_What to do_: Examine the records and identify each line that includes the string "ylabel". Copy those lines.

(Records from a collection of figures)
____________
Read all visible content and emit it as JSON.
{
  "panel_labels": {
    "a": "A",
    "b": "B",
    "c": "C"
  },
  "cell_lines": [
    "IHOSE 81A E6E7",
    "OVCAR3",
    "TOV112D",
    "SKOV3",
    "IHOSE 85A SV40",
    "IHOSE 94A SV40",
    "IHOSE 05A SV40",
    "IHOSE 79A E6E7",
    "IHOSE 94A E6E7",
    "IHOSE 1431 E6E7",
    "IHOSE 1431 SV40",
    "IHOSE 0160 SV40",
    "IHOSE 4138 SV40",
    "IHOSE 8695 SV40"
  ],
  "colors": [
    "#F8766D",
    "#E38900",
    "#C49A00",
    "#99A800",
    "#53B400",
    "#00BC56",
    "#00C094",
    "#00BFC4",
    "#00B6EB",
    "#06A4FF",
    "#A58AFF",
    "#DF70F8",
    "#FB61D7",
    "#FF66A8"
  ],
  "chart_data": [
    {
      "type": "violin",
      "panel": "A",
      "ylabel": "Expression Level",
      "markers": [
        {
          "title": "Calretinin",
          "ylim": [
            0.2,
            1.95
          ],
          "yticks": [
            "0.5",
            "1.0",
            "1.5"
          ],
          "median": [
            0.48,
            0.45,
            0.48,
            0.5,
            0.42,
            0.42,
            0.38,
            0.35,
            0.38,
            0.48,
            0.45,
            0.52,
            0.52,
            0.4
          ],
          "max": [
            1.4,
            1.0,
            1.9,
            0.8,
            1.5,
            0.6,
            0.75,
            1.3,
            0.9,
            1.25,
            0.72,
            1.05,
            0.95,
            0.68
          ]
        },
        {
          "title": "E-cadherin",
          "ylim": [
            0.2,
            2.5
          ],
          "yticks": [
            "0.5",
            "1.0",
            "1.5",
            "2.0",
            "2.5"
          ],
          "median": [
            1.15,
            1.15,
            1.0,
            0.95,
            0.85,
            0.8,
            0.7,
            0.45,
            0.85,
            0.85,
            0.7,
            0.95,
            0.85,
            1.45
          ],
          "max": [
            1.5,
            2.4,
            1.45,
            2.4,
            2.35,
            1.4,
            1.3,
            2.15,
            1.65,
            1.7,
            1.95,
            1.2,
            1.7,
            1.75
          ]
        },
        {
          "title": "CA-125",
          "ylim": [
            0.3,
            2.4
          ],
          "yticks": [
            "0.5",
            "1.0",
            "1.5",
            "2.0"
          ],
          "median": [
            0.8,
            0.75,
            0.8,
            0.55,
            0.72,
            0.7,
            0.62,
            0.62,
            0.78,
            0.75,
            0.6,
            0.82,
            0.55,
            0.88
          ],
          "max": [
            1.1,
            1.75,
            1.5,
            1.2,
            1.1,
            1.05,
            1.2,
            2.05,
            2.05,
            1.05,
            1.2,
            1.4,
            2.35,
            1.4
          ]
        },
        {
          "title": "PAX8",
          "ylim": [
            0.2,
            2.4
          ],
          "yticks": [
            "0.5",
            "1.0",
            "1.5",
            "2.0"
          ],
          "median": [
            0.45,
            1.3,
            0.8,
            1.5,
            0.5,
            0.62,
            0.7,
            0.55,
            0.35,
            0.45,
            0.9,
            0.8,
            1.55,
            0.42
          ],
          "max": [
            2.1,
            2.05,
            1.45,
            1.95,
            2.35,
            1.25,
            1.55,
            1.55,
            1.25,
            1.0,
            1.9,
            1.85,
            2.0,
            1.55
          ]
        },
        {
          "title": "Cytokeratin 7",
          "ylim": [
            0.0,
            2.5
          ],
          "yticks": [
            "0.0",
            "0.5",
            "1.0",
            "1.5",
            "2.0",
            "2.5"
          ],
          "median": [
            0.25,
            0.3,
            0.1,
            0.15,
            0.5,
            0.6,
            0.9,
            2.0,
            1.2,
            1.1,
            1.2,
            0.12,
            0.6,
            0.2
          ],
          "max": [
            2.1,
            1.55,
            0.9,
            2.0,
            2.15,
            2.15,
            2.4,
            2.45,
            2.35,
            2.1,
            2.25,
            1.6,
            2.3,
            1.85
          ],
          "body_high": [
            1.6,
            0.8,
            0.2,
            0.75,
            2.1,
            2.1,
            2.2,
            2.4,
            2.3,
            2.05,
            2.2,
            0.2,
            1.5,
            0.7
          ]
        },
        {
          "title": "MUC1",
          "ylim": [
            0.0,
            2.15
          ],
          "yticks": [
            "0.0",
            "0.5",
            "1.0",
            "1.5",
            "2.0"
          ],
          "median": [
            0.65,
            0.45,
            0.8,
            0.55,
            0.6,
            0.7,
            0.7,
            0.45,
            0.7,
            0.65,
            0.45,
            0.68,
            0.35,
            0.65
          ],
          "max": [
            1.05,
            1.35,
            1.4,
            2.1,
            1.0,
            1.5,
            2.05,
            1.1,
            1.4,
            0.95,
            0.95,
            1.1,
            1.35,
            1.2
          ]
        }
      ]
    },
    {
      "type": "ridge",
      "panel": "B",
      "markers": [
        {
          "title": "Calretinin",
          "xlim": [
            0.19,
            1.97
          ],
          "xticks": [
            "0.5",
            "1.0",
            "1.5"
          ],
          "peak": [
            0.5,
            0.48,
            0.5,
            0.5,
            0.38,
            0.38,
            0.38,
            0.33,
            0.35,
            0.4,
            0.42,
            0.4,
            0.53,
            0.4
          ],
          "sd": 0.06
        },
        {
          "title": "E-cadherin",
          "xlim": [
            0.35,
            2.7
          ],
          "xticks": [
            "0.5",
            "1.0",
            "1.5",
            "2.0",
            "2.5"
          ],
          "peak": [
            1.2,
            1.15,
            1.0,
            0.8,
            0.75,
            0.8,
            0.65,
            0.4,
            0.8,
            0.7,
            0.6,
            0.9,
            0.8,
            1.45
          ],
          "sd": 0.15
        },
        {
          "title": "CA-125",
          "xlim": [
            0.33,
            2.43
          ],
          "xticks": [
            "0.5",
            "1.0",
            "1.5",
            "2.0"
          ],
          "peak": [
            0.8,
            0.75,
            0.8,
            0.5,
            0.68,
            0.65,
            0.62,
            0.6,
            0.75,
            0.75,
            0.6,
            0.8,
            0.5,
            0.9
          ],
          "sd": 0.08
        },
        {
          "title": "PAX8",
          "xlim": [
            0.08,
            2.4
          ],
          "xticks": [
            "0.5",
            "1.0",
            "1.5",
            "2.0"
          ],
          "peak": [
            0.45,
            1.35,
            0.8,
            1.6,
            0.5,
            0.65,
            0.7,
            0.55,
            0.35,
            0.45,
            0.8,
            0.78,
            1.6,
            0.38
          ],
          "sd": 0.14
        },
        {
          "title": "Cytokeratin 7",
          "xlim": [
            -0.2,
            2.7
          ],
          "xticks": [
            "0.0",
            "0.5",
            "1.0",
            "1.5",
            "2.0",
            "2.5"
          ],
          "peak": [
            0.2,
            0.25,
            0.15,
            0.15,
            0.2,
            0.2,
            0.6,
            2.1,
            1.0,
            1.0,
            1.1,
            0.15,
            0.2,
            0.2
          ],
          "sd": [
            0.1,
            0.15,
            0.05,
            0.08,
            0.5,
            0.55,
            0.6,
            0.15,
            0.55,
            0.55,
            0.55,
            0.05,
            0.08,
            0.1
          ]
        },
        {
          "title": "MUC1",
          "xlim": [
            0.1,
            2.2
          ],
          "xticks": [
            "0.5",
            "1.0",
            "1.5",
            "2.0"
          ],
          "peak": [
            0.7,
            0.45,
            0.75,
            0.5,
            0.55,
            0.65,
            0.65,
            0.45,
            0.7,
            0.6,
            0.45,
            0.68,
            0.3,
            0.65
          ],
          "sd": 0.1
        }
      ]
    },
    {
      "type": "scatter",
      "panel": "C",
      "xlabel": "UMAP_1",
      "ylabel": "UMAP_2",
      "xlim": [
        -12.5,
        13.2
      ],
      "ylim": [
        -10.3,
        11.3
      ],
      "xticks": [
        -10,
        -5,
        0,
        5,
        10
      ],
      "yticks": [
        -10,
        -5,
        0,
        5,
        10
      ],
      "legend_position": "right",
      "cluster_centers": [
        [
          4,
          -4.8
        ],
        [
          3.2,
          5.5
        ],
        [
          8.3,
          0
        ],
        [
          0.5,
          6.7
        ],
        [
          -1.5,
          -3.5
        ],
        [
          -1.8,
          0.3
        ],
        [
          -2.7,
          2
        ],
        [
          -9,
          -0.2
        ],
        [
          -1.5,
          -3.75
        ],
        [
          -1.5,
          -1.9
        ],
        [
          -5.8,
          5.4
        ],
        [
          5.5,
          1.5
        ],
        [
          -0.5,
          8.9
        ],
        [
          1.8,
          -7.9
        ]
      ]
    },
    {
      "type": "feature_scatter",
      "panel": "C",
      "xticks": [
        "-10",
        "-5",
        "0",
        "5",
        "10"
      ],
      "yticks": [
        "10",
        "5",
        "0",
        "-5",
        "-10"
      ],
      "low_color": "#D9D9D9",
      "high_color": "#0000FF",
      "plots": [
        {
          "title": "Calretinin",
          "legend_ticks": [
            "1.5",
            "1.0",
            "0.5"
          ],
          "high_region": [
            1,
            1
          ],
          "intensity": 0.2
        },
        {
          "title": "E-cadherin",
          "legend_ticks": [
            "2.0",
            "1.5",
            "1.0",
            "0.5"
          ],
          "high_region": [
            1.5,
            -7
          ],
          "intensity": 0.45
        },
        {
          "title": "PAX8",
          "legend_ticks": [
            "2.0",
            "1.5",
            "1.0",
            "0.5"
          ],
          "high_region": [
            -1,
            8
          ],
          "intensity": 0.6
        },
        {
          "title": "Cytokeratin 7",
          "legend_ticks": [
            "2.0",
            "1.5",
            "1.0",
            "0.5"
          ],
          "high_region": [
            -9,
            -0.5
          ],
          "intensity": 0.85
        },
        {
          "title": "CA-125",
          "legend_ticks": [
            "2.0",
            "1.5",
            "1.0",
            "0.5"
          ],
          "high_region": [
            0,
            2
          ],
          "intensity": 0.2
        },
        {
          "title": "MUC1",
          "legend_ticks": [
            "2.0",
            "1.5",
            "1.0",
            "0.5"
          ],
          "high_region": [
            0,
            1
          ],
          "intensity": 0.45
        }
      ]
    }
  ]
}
____________
_Task answer_:
      "ylabel": "Expression Level",
      "ylabel": "UMAP_2",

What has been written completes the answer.